> [Given records]

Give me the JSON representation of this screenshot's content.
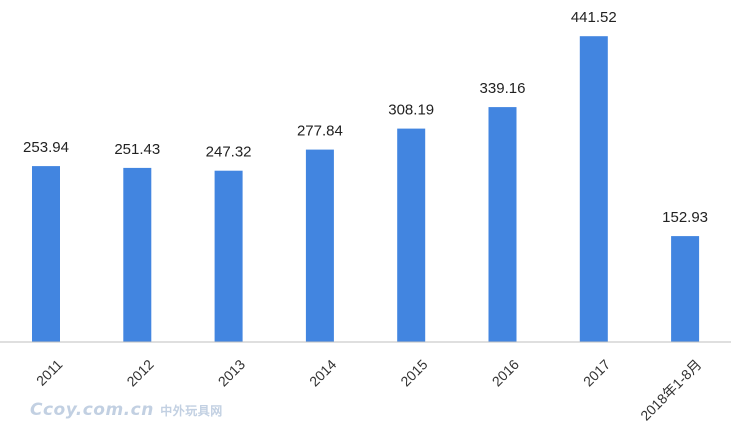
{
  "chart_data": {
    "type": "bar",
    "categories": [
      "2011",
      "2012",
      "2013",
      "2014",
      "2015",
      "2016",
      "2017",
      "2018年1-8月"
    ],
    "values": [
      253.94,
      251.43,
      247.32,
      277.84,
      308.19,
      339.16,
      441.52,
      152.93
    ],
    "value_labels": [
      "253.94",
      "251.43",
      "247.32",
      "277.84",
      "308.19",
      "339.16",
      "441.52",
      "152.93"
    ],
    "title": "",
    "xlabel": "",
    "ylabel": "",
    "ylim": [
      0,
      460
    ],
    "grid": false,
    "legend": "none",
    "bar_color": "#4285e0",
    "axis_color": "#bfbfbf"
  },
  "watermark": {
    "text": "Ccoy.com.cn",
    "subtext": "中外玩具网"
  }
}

> [Stated goal] Print each of the records above exactly as written, leaving no picture in the copy.

> [Result of this task]
Give me the JSON representation of this screenshot's content.
{
  "chart_data": {
    "type": "bar",
    "categories": [
      "2011",
      "2012",
      "2013",
      "2014",
      "2015",
      "2016",
      "2017",
      "2018年1-8月"
    ],
    "values": [
      253.94,
      251.43,
      247.32,
      277.84,
      308.19,
      339.16,
      441.52,
      152.93
    ],
    "value_labels": [
      "253.94",
      "251.43",
      "247.32",
      "277.84",
      "308.19",
      "339.16",
      "441.52",
      "152.93"
    ],
    "title": "",
    "xlabel": "",
    "ylabel": "",
    "ylim": [
      0,
      460
    ],
    "grid": false,
    "legend": "none",
    "bar_color": "#4285e0",
    "axis_color": "#bfbfbf"
  },
  "watermark": {
    "text": "Ccoy.com.cn",
    "subtext": "中外玩具网"
  }
}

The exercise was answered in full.